-- Begin --

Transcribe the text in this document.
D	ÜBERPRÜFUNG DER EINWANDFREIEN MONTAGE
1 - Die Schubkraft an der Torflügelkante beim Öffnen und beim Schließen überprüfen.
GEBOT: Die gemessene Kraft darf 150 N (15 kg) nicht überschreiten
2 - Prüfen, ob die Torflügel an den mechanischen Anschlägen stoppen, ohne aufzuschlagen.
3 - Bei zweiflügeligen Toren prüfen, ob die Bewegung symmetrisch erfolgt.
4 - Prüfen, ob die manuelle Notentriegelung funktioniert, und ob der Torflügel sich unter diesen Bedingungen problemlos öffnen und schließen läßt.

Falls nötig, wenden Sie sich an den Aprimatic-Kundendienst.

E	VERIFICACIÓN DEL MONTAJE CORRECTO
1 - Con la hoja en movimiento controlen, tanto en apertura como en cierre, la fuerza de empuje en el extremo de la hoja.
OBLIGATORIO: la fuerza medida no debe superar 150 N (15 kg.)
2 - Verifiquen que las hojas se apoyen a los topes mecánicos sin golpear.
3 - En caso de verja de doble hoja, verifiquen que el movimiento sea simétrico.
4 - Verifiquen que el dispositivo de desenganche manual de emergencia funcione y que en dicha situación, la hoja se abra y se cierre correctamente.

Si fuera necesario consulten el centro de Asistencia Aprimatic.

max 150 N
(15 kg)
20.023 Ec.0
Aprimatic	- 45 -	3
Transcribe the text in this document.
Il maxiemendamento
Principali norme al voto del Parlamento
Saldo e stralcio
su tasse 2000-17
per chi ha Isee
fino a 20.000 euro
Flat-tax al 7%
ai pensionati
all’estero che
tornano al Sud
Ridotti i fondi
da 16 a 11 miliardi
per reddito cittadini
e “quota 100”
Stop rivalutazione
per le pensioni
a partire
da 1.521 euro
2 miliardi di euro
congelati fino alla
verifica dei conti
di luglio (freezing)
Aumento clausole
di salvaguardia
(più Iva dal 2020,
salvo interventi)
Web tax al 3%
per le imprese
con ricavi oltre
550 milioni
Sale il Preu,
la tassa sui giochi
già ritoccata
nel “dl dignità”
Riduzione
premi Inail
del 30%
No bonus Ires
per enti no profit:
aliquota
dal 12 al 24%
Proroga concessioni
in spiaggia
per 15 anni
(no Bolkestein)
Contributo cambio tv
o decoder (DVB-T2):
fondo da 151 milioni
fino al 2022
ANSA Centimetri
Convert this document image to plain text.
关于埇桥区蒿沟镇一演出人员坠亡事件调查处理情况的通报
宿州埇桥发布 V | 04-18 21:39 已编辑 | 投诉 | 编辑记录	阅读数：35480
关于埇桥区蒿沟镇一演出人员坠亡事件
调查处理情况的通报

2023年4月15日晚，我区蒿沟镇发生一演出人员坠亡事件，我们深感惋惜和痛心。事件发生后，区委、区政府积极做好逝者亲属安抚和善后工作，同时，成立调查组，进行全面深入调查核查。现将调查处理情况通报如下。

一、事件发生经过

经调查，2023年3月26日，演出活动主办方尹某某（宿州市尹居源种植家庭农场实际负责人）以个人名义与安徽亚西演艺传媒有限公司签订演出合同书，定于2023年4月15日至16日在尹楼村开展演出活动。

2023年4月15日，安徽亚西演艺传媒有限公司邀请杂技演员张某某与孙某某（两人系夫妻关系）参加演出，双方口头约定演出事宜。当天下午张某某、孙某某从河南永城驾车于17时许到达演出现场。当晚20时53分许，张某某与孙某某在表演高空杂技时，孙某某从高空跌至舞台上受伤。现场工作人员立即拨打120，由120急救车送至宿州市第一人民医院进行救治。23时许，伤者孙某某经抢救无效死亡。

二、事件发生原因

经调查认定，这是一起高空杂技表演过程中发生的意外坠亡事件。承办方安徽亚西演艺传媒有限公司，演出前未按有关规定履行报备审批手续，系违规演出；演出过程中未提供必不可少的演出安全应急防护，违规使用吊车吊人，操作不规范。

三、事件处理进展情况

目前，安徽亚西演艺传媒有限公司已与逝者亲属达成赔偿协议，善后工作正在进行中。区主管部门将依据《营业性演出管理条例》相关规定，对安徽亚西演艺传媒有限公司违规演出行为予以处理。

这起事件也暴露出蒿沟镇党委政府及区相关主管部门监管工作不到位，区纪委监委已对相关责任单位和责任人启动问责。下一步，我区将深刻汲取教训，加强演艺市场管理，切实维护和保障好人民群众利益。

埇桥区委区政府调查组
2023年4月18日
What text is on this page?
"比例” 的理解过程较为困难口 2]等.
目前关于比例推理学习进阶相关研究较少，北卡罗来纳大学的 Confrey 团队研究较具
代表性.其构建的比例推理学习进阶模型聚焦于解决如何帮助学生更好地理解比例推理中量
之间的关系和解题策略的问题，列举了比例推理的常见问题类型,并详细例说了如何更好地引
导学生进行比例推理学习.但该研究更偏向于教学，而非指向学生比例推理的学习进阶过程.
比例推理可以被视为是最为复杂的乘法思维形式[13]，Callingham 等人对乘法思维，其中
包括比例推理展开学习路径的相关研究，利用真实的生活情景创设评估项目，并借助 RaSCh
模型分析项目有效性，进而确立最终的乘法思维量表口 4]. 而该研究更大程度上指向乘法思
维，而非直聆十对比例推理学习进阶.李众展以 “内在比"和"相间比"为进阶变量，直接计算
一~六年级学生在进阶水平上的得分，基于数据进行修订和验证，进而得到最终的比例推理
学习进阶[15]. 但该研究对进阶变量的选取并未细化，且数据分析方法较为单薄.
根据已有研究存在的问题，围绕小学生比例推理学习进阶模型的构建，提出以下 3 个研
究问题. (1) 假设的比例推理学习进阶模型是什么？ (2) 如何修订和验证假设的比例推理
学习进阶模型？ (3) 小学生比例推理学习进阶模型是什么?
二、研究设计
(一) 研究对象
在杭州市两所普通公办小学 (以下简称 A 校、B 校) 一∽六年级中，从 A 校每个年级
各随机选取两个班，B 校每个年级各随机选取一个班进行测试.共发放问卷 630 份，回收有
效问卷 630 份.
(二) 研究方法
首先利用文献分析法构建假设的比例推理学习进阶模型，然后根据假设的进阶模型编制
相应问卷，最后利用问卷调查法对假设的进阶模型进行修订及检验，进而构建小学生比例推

-- End --

=== REQUIRED WORK ===
Pick out every line holding the string "movimiento" and return it.

=== ANSWER TO THIS EXERCISE ===
1 - Con la hoja en movimiento controlen, tanto en apertura como en cierre, la fuerza de empuje en el extremo de la hoja.
3 - En caso de verja de doble hoja, verifiquen que el movimiento sea simétrico.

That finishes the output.